— Begin Records for processing —

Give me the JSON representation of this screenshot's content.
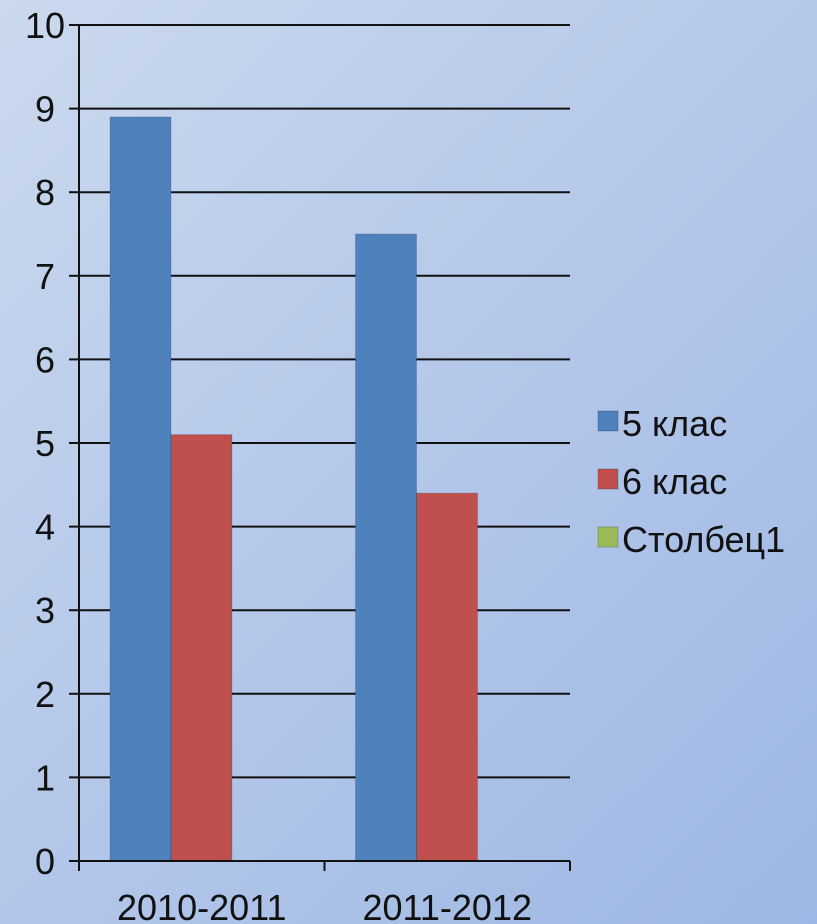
{
  "chart_data": {
    "type": "bar",
    "categories": [
      "2010-2011",
      "2011-2012"
    ],
    "series": [
      {
        "name": "5 клас",
        "values": [
          8.9,
          7.5
        ],
        "color": "#4f81bd"
      },
      {
        "name": "6 клас",
        "values": [
          5.1,
          4.4
        ],
        "color": "#c0504d"
      },
      {
        "name": "Столбец1",
        "values": [
          null,
          null
        ],
        "color": "#9bbb59"
      }
    ],
    "title": "",
    "xlabel": "",
    "ylabel": "",
    "ylim": [
      0,
      10
    ],
    "yticks": [
      "0",
      "1",
      "2",
      "3",
      "4",
      "5",
      "6",
      "7",
      "8",
      "9",
      "10"
    ],
    "grid": true,
    "legend_position": "right"
  }
}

— End Records for processing —

Exercise description
In the entries above, find lines with "color" and copy each.

Result of this task
        "color": "#4f81bd"
        "color": "#c0504d"
        "color": "#9bbb59"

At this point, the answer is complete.